begin Dataset rows

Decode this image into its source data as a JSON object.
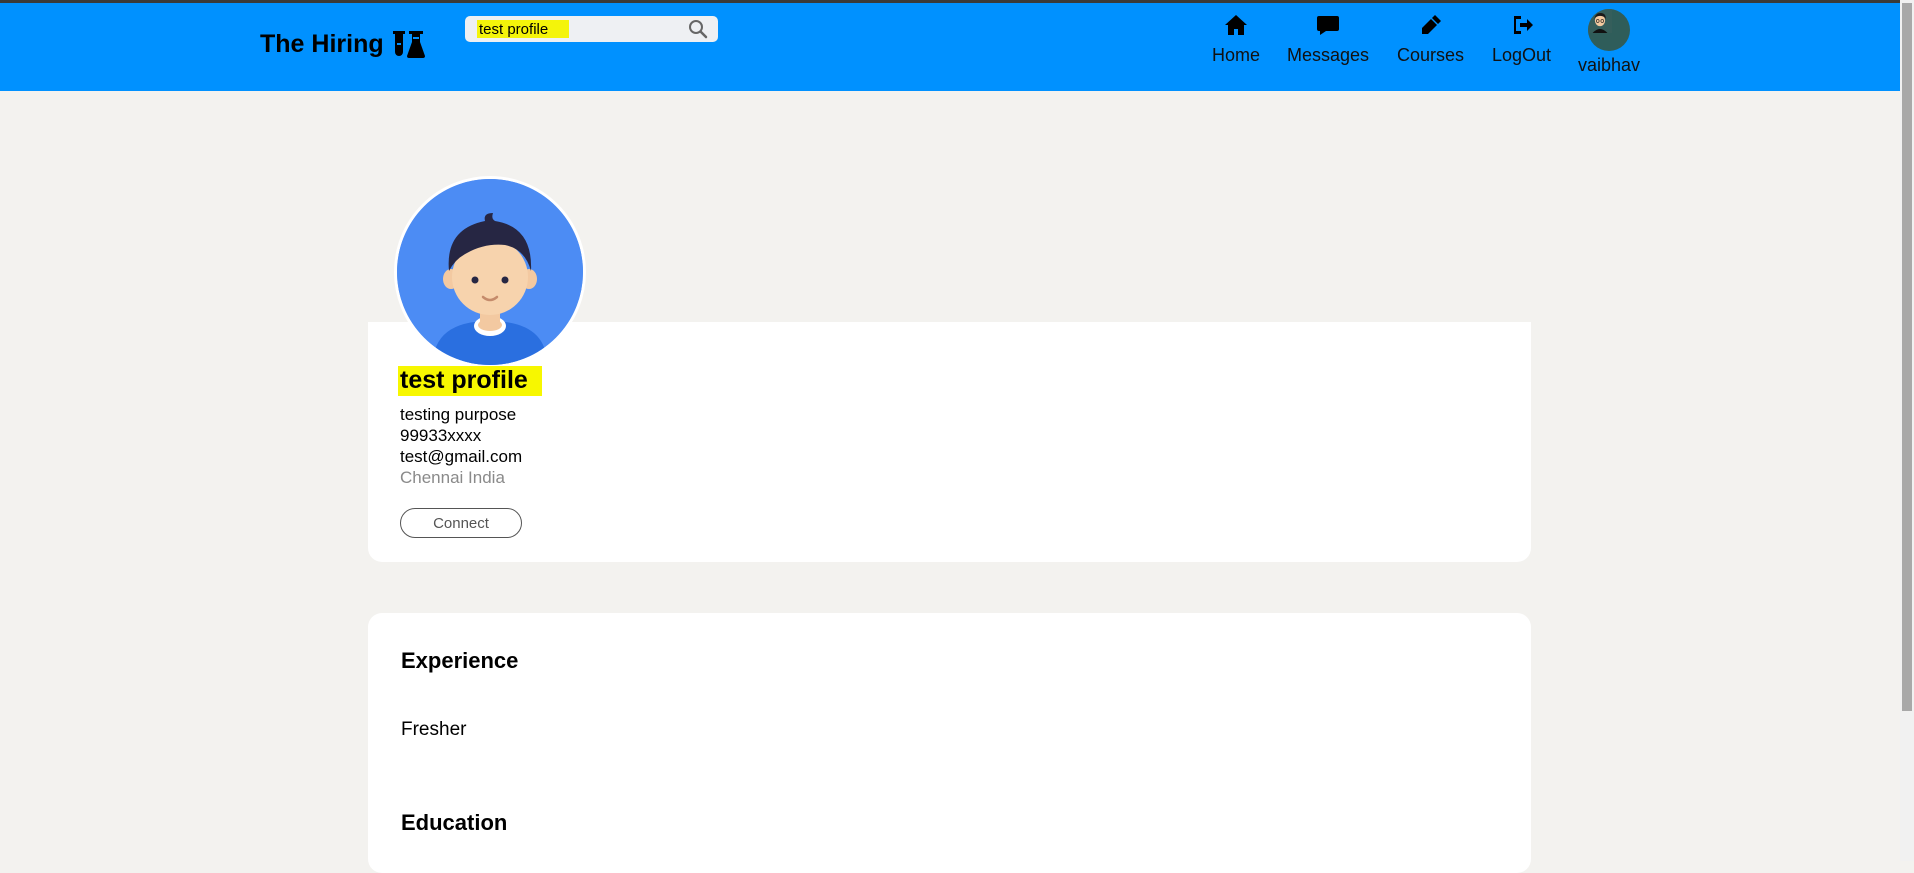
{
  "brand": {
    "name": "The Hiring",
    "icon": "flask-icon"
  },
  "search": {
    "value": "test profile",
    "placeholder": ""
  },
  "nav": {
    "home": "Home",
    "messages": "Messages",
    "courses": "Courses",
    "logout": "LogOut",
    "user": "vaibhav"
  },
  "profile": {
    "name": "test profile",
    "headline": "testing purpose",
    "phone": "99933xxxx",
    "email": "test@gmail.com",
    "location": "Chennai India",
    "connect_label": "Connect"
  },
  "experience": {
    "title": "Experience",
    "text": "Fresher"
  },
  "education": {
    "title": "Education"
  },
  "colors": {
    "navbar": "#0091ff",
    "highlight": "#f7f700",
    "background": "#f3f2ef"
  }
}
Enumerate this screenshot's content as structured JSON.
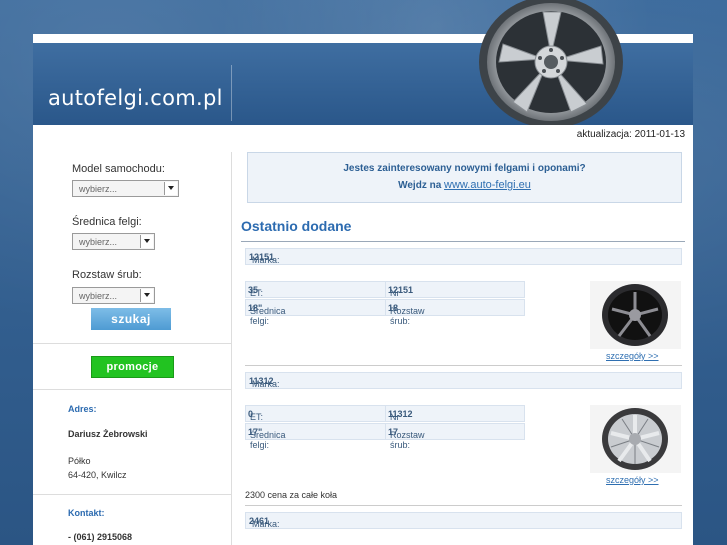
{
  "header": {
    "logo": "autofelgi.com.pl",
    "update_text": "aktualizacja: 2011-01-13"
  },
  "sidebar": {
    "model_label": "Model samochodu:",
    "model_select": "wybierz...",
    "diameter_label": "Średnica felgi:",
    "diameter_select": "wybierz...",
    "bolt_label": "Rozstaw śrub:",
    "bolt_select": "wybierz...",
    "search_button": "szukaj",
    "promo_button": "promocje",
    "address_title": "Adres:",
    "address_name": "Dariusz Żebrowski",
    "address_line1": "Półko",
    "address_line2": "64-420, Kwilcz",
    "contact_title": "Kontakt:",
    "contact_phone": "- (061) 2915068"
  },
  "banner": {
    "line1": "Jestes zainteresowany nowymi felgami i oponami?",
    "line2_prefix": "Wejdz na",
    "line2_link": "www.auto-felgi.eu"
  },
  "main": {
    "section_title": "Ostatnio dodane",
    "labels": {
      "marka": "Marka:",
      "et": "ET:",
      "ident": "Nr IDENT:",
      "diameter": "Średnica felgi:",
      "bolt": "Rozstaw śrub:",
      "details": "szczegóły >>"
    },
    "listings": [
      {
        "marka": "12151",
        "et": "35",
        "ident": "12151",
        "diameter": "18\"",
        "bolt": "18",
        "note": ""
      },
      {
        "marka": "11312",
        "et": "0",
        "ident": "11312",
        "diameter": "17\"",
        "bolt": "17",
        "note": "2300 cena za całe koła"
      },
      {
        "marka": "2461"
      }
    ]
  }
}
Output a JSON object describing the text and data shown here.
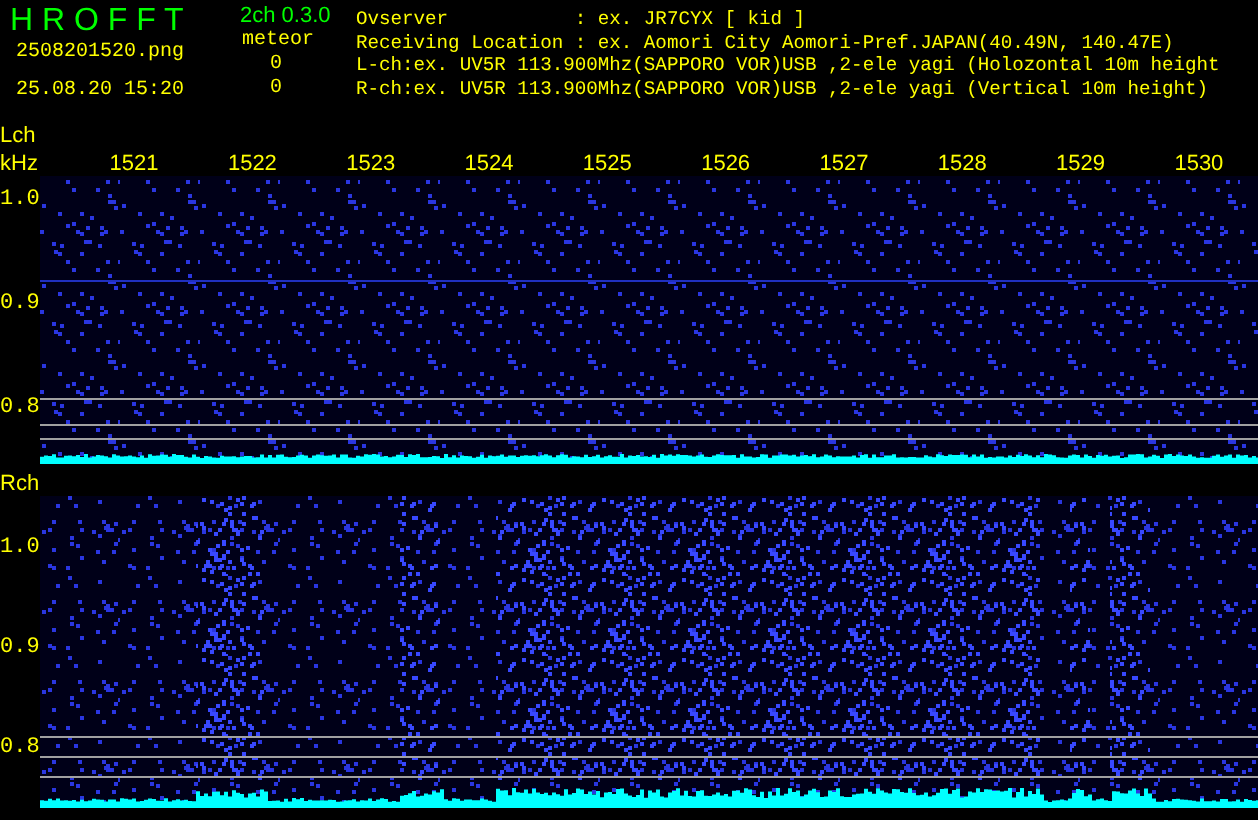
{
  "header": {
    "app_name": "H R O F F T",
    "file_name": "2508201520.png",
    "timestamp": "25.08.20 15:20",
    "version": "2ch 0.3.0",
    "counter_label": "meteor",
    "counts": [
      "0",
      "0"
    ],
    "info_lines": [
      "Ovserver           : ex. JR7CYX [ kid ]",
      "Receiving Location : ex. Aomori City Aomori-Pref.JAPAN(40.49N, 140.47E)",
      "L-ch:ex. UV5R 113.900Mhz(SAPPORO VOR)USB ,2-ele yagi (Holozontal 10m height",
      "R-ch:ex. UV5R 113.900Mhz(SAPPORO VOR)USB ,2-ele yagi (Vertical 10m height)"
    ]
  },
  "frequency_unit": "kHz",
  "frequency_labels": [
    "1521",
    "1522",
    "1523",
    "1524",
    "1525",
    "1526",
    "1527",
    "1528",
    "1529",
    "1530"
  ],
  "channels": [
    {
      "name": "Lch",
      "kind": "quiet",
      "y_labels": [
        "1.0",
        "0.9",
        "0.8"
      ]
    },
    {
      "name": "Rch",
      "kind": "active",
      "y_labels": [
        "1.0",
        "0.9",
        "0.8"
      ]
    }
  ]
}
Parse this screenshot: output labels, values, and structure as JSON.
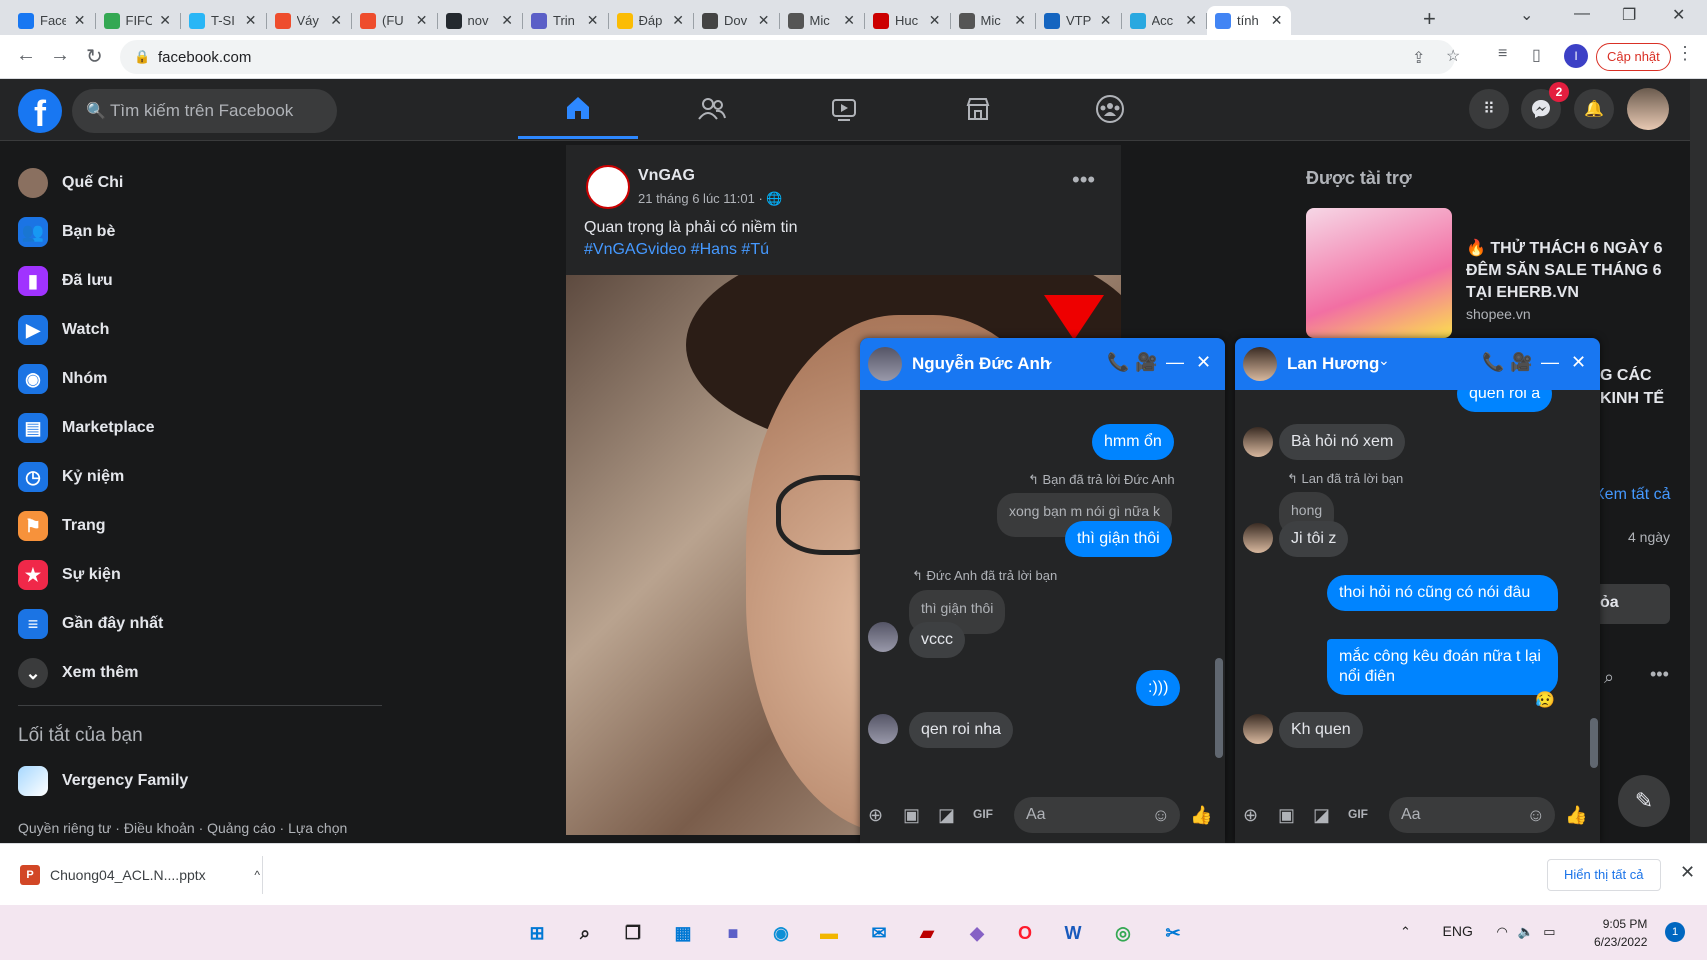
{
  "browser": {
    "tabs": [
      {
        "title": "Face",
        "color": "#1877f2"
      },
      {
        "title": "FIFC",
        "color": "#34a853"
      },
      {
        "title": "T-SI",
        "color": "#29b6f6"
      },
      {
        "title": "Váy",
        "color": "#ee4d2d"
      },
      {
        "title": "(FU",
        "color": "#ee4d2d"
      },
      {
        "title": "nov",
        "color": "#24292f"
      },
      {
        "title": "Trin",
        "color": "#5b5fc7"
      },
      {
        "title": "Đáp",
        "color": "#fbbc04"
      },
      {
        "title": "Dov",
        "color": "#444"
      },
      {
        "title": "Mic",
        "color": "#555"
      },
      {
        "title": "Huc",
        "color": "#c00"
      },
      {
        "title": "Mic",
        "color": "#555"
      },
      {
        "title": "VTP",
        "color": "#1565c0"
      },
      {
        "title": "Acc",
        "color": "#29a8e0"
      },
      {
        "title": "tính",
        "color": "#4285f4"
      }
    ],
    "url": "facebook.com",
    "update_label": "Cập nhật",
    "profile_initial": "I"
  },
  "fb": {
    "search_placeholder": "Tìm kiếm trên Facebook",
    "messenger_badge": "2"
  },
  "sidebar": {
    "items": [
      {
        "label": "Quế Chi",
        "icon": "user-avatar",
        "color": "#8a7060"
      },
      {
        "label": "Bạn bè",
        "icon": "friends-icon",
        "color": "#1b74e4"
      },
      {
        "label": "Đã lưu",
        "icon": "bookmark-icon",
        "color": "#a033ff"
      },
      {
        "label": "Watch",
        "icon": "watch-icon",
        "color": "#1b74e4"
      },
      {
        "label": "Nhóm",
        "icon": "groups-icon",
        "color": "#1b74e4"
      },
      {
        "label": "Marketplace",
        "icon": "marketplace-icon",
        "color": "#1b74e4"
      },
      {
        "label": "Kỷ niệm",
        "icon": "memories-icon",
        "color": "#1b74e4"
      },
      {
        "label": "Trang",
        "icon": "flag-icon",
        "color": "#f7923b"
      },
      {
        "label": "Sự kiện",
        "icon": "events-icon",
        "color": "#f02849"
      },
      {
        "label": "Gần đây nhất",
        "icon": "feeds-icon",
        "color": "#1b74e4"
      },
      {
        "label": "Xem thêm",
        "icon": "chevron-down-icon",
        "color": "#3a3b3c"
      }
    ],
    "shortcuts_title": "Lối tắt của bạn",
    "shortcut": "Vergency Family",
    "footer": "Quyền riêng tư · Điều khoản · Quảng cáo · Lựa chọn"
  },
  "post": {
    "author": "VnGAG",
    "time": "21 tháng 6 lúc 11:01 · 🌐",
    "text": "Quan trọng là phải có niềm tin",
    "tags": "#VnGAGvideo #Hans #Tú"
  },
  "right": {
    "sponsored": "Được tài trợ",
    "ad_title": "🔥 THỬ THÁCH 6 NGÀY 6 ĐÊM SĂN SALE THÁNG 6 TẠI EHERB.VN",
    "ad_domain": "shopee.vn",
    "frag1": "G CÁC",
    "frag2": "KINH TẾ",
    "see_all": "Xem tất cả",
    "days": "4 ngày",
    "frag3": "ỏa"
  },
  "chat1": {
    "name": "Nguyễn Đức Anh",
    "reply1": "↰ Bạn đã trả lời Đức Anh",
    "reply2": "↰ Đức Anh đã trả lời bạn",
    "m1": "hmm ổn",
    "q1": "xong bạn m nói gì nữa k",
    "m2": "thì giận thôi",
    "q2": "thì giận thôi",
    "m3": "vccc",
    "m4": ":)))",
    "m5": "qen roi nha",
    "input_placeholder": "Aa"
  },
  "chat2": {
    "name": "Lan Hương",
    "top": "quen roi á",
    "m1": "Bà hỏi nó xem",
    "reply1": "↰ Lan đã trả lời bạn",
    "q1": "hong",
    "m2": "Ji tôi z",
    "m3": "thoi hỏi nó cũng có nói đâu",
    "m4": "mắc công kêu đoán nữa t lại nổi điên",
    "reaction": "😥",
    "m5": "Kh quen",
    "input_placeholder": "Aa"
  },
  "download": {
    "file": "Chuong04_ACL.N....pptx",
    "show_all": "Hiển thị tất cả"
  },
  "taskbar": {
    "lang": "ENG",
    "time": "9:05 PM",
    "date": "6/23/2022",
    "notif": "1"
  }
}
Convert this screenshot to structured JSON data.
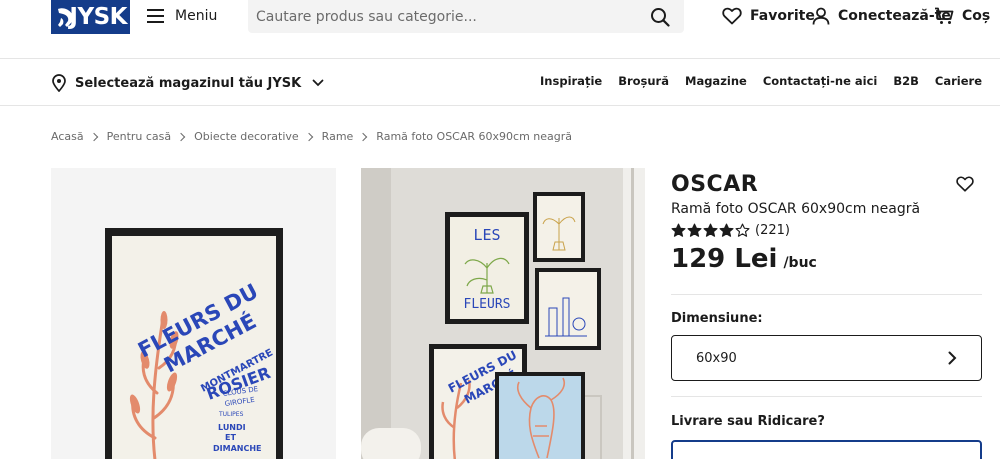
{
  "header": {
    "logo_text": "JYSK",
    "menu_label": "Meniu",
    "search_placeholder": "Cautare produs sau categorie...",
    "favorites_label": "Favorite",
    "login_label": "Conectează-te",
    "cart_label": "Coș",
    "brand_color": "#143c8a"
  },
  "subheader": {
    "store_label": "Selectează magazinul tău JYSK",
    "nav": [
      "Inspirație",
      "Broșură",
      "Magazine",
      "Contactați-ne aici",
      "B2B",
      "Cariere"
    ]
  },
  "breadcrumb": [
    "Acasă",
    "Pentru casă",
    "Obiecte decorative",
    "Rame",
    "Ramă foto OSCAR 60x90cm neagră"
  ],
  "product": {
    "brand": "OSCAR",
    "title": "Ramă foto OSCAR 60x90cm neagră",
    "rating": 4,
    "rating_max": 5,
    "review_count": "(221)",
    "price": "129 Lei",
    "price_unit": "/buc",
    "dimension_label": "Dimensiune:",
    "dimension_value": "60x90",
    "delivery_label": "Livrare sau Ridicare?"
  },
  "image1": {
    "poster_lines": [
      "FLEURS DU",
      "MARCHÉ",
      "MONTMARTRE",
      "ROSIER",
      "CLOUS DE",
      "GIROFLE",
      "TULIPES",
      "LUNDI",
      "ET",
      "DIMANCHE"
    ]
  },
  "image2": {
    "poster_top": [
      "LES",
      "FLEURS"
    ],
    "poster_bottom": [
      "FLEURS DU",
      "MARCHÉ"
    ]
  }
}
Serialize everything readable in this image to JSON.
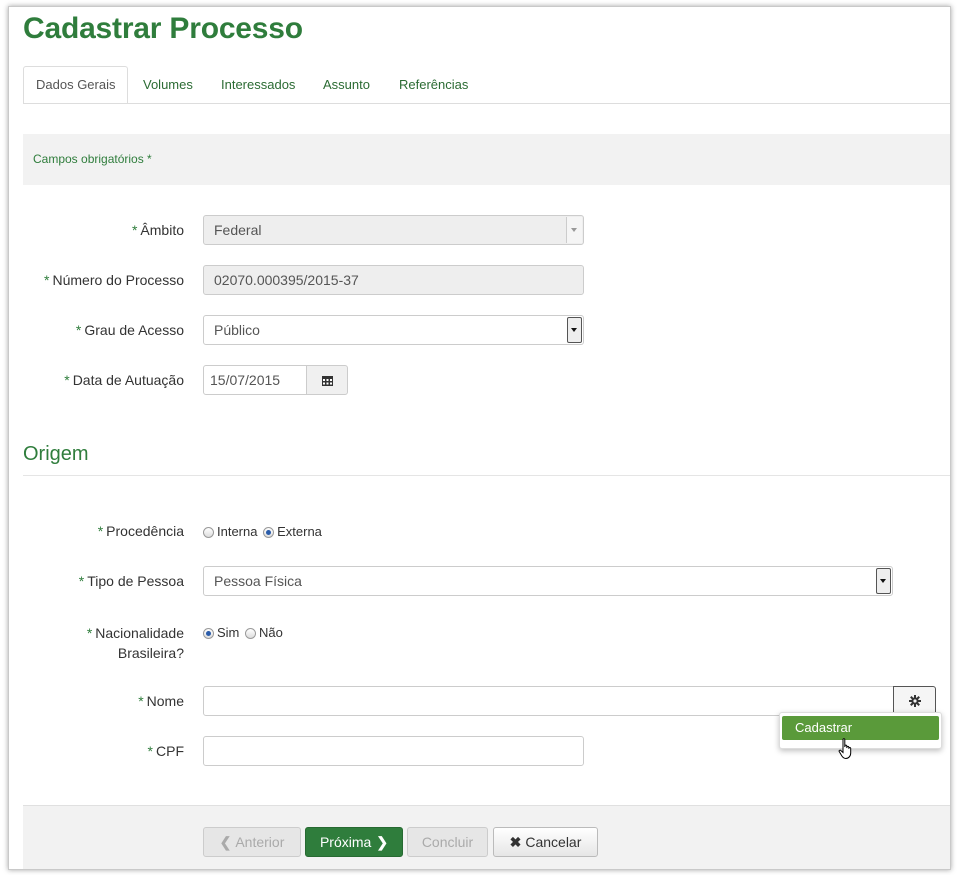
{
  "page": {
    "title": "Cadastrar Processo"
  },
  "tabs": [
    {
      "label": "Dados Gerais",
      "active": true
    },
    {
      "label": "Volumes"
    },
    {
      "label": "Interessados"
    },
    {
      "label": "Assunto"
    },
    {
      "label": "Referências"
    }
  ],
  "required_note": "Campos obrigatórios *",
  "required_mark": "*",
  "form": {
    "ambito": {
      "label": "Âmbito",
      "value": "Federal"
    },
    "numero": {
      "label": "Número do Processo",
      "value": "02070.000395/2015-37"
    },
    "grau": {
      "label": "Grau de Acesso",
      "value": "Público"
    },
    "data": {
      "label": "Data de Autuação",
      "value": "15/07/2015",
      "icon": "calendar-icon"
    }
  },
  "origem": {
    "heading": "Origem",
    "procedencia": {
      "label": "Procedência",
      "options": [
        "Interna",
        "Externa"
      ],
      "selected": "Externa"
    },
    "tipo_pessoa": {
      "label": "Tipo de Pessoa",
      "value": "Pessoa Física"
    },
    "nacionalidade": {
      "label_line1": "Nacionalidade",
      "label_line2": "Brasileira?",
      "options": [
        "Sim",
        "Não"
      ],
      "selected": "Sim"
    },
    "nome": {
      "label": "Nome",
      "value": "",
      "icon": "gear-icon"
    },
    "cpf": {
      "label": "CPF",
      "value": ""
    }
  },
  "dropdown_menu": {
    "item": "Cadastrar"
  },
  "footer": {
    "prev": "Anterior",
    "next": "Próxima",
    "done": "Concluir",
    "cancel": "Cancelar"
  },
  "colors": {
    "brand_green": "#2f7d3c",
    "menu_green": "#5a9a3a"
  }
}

end Dataset rows

What you have to do: Show all lines from the data above in which the word "structured" appears.

Exercise solution:
Enumerate this screenshot's content as structured JSON.
Convert this screenshot to structured JSON data.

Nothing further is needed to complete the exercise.